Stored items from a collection

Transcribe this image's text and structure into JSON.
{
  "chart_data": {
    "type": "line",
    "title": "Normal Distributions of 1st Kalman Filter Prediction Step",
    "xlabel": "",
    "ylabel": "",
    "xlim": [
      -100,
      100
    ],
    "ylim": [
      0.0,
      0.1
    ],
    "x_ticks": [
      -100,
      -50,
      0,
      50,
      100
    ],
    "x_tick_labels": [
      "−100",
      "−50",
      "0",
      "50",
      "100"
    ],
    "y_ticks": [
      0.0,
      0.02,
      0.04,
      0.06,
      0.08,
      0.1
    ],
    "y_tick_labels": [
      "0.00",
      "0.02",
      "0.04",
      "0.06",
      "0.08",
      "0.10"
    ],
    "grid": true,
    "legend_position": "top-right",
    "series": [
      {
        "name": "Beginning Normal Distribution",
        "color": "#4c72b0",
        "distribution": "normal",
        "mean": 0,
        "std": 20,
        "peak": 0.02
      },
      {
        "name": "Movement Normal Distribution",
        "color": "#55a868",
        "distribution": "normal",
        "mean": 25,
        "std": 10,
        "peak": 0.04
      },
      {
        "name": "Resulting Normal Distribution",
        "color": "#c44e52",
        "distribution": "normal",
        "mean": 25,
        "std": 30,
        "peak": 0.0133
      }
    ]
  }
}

**THE PROBLEM**
The records above must be output exactly, in full.

**SOLVED PROBLEM**
Transcribe this image's text and structure into JSON.
{
  "chart_data": {
    "type": "line",
    "title": "Normal Distributions of 1st Kalman Filter Prediction Step",
    "xlabel": "",
    "ylabel": "",
    "xlim": [
      -100,
      100
    ],
    "ylim": [
      0.0,
      0.1
    ],
    "x_ticks": [
      -100,
      -50,
      0,
      50,
      100
    ],
    "x_tick_labels": [
      "−100",
      "−50",
      "0",
      "50",
      "100"
    ],
    "y_ticks": [
      0.0,
      0.02,
      0.04,
      0.06,
      0.08,
      0.1
    ],
    "y_tick_labels": [
      "0.00",
      "0.02",
      "0.04",
      "0.06",
      "0.08",
      "0.10"
    ],
    "grid": true,
    "legend_position": "top-right",
    "series": [
      {
        "name": "Beginning Normal Distribution",
        "color": "#4c72b0",
        "distribution": "normal",
        "mean": 0,
        "std": 20,
        "peak": 0.02
      },
      {
        "name": "Movement Normal Distribution",
        "color": "#55a868",
        "distribution": "normal",
        "mean": 25,
        "std": 10,
        "peak": 0.04
      },
      {
        "name": "Resulting Normal Distribution",
        "color": "#c44e52",
        "distribution": "normal",
        "mean": 25,
        "std": 30,
        "peak": 0.0133
      }
    ]
  }
}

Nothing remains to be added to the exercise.